▶ Stated goal: Determine the number of lines in these entries that hold the word "جائیں". Give the number and nothing more.

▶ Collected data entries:
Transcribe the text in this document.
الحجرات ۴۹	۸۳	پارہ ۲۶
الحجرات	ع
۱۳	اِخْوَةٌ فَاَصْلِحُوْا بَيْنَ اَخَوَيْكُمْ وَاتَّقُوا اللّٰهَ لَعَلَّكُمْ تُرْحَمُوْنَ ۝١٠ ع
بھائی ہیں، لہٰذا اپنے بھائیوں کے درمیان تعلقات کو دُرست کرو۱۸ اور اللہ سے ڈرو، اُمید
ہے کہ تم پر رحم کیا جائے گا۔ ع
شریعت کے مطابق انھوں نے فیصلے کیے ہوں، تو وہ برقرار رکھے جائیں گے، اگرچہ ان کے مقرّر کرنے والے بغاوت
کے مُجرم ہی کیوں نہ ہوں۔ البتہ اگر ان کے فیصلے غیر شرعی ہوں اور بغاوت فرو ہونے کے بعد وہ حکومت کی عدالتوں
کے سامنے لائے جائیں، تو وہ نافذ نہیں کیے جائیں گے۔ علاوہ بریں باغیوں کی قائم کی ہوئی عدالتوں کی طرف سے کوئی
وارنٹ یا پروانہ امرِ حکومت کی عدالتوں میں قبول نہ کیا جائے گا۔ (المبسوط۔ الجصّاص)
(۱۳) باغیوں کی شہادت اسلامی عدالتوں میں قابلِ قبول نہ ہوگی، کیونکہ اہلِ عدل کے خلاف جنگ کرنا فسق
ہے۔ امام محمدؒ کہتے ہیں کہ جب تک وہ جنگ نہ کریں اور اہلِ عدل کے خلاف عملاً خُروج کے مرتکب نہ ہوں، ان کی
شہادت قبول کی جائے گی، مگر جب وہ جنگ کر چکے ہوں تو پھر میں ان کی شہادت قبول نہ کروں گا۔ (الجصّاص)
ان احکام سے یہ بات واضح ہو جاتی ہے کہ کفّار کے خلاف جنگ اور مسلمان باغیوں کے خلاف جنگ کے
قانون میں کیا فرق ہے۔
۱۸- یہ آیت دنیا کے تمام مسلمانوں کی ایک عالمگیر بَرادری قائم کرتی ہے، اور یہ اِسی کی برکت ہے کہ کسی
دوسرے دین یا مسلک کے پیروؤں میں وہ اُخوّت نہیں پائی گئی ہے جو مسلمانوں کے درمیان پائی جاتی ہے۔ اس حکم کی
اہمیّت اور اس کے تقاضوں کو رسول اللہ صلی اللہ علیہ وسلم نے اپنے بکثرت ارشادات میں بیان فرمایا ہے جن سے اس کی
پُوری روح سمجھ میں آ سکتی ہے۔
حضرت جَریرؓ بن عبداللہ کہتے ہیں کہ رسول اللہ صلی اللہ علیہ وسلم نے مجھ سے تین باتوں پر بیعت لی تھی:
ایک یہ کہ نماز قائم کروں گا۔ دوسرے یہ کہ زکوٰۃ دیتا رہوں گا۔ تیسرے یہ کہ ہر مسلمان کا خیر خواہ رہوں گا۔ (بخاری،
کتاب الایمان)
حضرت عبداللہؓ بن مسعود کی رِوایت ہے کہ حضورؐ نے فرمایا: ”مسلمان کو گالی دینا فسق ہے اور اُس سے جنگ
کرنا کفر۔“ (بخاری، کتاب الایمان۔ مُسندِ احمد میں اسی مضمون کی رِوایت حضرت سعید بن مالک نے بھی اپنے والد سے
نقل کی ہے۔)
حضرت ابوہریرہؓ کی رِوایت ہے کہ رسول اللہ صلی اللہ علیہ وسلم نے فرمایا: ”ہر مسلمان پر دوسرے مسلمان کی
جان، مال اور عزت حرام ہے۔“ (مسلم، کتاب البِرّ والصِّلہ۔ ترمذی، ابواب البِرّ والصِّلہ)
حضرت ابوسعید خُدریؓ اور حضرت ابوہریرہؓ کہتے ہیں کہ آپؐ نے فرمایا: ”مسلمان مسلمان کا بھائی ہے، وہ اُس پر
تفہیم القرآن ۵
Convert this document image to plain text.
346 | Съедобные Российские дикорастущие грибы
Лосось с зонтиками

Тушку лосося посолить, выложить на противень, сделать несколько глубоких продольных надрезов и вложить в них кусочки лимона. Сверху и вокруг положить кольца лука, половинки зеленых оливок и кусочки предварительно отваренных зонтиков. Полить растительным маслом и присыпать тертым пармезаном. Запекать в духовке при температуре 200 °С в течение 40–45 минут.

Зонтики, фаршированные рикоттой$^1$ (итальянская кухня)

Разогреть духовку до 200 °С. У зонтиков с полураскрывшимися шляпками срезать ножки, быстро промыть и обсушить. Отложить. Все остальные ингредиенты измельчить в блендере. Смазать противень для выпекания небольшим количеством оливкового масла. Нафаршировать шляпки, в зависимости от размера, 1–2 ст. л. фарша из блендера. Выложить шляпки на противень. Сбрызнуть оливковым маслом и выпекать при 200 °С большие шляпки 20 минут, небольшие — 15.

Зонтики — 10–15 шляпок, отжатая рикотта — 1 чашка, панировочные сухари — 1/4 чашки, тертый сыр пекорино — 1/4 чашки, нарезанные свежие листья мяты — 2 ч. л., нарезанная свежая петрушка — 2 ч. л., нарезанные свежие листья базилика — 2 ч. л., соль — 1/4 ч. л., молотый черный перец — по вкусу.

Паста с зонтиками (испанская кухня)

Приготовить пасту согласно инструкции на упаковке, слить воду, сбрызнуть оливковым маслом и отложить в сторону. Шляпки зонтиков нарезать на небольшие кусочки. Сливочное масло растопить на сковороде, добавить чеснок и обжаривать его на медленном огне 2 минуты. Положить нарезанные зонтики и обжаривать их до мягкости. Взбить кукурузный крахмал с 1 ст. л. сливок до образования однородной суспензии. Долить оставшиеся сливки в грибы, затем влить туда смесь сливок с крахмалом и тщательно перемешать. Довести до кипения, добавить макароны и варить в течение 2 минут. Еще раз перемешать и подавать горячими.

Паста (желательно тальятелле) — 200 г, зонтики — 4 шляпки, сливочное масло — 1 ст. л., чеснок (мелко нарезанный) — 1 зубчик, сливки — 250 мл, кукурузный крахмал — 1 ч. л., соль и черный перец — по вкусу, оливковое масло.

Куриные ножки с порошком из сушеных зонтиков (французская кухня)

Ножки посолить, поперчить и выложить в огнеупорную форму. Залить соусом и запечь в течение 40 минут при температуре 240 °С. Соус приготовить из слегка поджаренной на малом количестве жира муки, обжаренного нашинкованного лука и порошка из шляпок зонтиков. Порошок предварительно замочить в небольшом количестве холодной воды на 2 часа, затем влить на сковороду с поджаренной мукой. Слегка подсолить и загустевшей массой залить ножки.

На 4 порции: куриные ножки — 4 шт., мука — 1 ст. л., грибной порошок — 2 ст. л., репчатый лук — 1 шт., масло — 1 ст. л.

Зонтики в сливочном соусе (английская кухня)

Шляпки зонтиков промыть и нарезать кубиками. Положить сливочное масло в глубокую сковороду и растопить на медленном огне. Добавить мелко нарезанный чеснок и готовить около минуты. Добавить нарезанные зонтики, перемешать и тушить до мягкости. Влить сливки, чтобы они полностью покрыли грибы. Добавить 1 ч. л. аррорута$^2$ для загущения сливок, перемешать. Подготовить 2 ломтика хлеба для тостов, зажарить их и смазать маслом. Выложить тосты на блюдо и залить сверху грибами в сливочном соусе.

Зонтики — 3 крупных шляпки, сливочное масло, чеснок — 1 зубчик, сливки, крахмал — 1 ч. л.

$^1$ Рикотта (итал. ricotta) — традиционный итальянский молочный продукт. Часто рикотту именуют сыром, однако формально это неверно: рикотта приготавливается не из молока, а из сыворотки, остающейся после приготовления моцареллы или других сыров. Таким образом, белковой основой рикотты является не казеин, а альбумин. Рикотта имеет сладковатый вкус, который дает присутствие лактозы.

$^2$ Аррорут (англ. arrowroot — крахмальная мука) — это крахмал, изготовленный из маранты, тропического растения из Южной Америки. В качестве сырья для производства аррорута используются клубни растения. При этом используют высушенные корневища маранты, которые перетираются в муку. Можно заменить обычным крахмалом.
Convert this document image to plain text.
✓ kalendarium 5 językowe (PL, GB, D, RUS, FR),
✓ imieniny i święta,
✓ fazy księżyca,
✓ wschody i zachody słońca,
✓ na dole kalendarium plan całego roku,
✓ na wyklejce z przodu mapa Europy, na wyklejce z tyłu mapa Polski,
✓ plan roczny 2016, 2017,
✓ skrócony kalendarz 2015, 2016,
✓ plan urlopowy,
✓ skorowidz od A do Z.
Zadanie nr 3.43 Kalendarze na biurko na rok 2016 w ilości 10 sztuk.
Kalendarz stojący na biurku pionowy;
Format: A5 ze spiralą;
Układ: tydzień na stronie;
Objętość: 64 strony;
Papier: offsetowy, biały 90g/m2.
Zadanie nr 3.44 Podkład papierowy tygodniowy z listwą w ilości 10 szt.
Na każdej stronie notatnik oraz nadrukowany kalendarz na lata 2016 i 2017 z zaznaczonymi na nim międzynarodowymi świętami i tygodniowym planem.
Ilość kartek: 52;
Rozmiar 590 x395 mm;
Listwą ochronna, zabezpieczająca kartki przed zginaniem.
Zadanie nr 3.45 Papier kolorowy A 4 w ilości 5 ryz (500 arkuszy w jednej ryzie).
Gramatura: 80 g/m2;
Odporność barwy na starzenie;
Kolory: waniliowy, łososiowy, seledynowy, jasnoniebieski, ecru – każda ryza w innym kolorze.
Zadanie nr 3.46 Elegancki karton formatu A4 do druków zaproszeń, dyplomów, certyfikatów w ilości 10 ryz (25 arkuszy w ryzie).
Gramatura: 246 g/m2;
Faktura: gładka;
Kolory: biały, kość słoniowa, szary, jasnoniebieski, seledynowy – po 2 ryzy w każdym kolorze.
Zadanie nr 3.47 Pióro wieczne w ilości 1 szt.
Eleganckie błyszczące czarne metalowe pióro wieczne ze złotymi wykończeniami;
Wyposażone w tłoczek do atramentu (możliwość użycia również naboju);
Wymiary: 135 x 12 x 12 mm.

▶ Solution below: 2